Wherever a line holds the word "түләүләр", copy that line out.

--- begin ---

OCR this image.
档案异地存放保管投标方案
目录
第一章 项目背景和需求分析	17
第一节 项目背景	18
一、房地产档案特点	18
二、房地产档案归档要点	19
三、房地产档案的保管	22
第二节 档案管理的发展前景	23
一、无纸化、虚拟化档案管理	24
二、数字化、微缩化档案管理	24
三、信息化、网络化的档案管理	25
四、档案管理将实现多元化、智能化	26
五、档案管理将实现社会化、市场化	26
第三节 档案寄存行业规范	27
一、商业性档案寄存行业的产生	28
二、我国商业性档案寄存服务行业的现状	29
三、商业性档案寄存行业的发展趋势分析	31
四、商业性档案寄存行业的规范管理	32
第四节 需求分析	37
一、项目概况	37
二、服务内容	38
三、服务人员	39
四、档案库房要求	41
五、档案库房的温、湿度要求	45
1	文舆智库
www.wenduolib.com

--- end ---
--- begin ---

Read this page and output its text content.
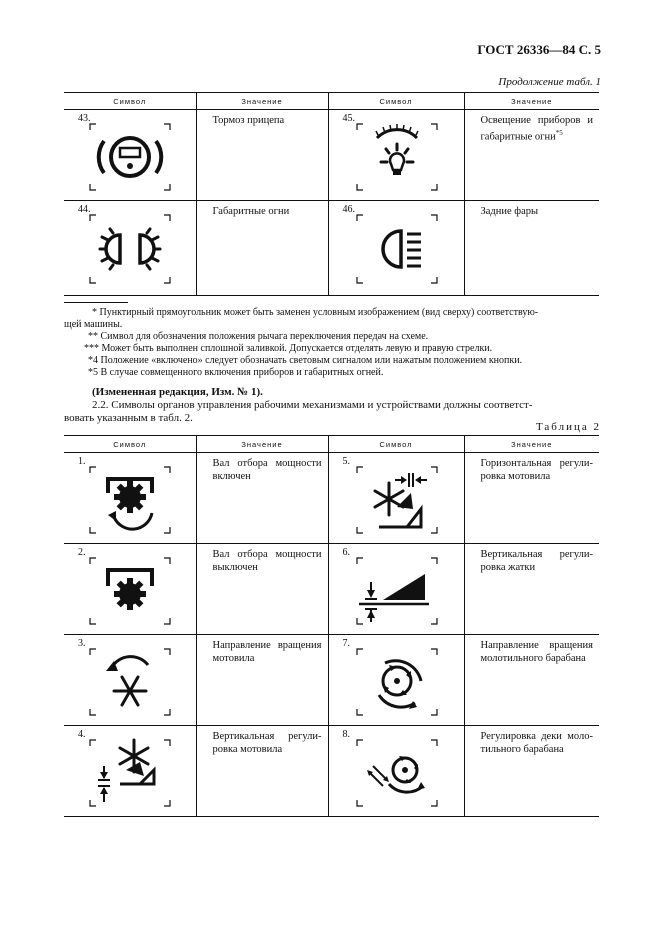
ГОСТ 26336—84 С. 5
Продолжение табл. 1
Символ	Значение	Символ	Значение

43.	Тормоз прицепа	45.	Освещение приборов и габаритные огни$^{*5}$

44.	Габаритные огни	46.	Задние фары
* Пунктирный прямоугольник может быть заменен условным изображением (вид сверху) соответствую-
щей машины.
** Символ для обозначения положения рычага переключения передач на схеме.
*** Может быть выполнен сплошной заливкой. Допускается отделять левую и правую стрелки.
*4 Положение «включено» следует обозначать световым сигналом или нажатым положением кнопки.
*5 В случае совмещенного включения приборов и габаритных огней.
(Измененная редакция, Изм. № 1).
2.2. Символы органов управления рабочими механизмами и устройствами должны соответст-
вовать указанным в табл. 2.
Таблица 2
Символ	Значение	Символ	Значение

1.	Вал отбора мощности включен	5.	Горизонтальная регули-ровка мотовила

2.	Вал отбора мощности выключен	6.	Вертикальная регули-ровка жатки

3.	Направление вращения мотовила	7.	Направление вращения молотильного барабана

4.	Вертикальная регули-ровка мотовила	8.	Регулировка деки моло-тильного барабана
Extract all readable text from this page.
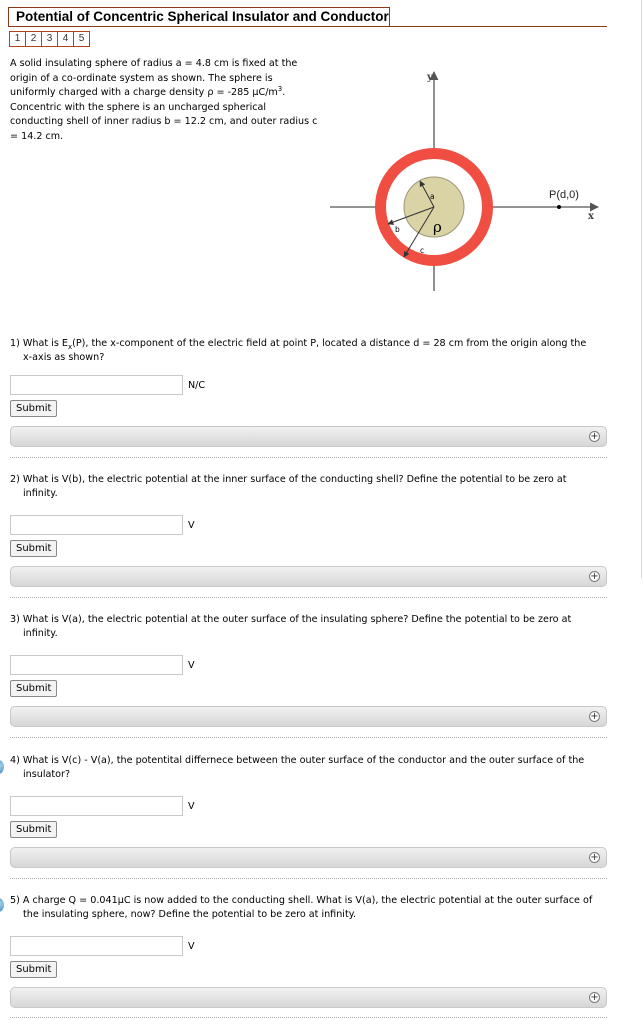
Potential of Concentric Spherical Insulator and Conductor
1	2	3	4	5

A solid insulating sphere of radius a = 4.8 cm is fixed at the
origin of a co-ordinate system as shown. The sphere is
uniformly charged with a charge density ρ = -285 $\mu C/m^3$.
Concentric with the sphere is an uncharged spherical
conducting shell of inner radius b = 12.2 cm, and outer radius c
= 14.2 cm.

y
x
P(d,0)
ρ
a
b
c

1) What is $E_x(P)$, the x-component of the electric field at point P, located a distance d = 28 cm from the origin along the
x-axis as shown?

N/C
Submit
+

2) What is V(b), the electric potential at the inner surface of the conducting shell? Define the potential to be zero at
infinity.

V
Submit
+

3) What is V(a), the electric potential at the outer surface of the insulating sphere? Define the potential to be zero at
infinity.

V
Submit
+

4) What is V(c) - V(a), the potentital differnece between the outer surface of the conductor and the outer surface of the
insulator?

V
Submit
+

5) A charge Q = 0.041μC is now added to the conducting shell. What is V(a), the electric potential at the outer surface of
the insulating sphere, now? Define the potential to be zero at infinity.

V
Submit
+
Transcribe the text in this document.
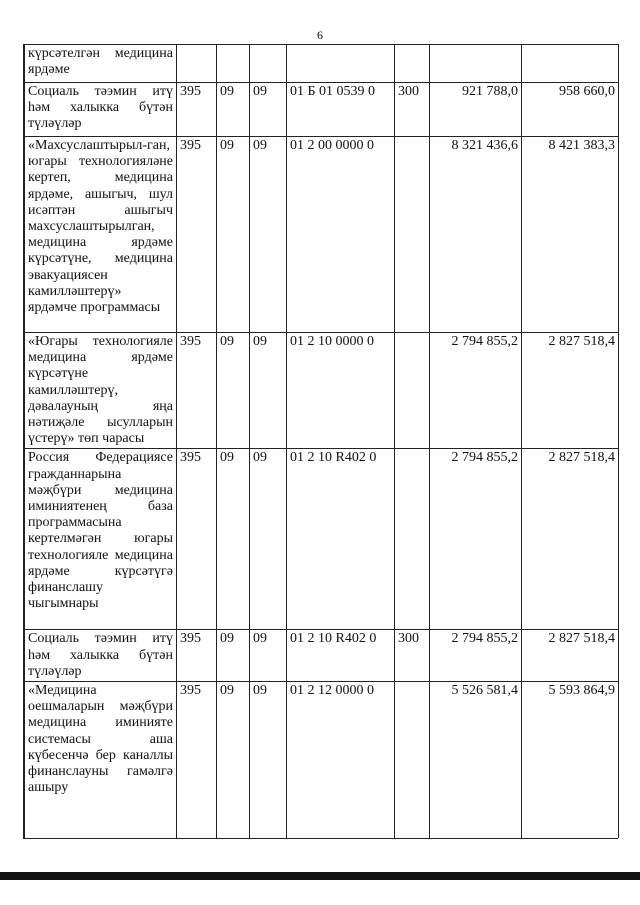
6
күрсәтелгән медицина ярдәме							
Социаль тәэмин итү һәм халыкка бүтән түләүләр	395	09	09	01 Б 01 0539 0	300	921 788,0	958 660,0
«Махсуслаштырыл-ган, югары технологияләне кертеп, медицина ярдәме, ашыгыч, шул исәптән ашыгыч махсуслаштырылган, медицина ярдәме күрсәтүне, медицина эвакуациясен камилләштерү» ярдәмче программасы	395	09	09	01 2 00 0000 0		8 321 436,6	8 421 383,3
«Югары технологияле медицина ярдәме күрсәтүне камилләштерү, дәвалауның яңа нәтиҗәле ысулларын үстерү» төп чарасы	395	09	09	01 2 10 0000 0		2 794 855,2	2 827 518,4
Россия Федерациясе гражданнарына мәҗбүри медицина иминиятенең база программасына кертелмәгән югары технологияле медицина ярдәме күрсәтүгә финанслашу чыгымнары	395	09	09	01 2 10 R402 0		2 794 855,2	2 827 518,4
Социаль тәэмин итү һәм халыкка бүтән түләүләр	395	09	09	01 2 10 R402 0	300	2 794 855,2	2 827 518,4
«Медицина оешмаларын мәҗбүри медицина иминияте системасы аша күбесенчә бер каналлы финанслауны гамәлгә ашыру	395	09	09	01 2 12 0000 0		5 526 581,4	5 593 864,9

--- end ---

Response for this exercise>
Социаль тәэмин итү һәм халыкка бүтән түләүләр	395	09	09	01 Б 01 0539 0	300	921 788,0	958 660,0
Социаль тәэмин итү һәм халыкка бүтән түләүләр	395	09	09	01 2 10 R402 0	300	2 794 855,2	2 827 518,4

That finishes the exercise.